What is expected »
Every record must be written out once more, with nothing added or omitted.

══════════════════════════════

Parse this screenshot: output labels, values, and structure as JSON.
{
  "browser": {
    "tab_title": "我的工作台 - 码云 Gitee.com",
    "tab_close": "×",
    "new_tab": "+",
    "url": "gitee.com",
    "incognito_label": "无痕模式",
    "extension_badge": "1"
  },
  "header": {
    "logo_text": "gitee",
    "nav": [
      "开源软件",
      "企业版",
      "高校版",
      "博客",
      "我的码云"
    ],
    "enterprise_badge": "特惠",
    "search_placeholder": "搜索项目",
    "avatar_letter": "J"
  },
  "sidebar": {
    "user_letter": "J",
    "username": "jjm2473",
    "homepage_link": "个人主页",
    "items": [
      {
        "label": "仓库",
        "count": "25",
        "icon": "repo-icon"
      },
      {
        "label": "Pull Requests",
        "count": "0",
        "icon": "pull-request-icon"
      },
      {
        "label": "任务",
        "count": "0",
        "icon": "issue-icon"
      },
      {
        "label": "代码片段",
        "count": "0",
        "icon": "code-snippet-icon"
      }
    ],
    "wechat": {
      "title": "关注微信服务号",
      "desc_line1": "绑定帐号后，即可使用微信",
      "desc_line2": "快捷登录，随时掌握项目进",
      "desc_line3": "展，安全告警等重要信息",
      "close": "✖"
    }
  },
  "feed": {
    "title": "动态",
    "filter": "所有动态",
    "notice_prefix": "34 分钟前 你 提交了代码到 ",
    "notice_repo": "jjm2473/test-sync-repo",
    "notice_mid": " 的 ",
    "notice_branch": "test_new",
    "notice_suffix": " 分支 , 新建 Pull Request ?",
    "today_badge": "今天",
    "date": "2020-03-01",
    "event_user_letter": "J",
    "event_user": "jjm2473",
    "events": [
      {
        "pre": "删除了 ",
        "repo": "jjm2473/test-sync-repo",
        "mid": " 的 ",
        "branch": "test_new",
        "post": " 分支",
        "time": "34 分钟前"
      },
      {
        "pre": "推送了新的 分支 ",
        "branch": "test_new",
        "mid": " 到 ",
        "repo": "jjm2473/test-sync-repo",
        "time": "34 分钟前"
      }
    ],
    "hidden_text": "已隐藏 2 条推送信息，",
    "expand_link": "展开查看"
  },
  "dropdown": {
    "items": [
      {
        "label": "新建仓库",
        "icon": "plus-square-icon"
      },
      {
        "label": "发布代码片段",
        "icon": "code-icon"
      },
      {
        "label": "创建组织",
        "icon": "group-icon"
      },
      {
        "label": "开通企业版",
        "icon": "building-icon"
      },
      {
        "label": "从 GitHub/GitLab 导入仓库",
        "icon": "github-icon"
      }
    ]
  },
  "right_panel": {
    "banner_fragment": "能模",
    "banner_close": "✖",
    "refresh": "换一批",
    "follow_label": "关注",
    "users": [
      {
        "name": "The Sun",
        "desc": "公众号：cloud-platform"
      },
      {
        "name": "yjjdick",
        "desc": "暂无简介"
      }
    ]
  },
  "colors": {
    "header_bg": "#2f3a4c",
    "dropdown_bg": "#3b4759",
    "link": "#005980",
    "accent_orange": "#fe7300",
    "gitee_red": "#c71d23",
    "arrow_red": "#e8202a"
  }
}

══════════════════════════════

Reply »
Parse this screenshot: output labels, values, and structure as JSON.
{
  "browser": {
    "tab_title": "我的工作台 - 码云 Gitee.com",
    "tab_close": "×",
    "new_tab": "+",
    "url": "gitee.com",
    "incognito_label": "无痕模式",
    "extension_badge": "1"
  },
  "header": {
    "logo_text": "gitee",
    "nav": [
      "开源软件",
      "企业版",
      "高校版",
      "博客",
      "我的码云"
    ],
    "enterprise_badge": "特惠",
    "search_placeholder": "搜索项目",
    "avatar_letter": "J"
  },
  "sidebar": {
    "user_letter": "J",
    "username": "jjm2473",
    "homepage_link": "个人主页",
    "items": [
      {
        "label": "仓库",
        "count": "25",
        "icon": "repo-icon"
      },
      {
        "label": "Pull Requests",
        "count": "0",
        "icon": "pull-request-icon"
      },
      {
        "label": "任务",
        "count": "0",
        "icon": "issue-icon"
      },
      {
        "label": "代码片段",
        "count": "0",
        "icon": "code-snippet-icon"
      }
    ],
    "wechat": {
      "title": "关注微信服务号",
      "desc_line1": "绑定帐号后，即可使用微信",
      "desc_line2": "快捷登录，随时掌握项目进",
      "desc_line3": "展，安全告警等重要信息",
      "close": "✖"
    }
  },
  "feed": {
    "title": "动态",
    "filter": "所有动态",
    "notice_prefix": "34 分钟前 你 提交了代码到 ",
    "notice_repo": "jjm2473/test-sync-repo",
    "notice_mid": " 的 ",
    "notice_branch": "test_new",
    "notice_suffix": " 分支 , 新建 Pull Request ?",
    "today_badge": "今天",
    "date": "2020-03-01",
    "event_user_letter": "J",
    "event_user": "jjm2473",
    "events": [
      {
        "pre": "删除了 ",
        "repo": "jjm2473/test-sync-repo",
        "mid": " 的 ",
        "branch": "test_new",
        "post": " 分支",
        "time": "34 分钟前"
      },
      {
        "pre": "推送了新的 分支 ",
        "branch": "test_new",
        "mid": " 到 ",
        "repo": "jjm2473/test-sync-repo",
        "time": "34 分钟前"
      }
    ],
    "hidden_text": "已隐藏 2 条推送信息，",
    "expand_link": "展开查看"
  },
  "dropdown": {
    "items": [
      {
        "label": "新建仓库",
        "icon": "plus-square-icon"
      },
      {
        "label": "发布代码片段",
        "icon": "code-icon"
      },
      {
        "label": "创建组织",
        "icon": "group-icon"
      },
      {
        "label": "开通企业版",
        "icon": "building-icon"
      },
      {
        "label": "从 GitHub/GitLab 导入仓库",
        "icon": "github-icon"
      }
    ]
  },
  "right_panel": {
    "banner_fragment": "能模",
    "banner_close": "✖",
    "refresh": "换一批",
    "follow_label": "关注",
    "users": [
      {
        "name": "The Sun",
        "desc": "公众号：cloud-platform"
      },
      {
        "name": "yjjdick",
        "desc": "暂无简介"
      }
    ]
  },
  "colors": {
    "header_bg": "#2f3a4c",
    "dropdown_bg": "#3b4759",
    "link": "#005980",
    "accent_orange": "#fe7300",
    "gitee_red": "#c71d23",
    "arrow_red": "#e8202a"
  }
}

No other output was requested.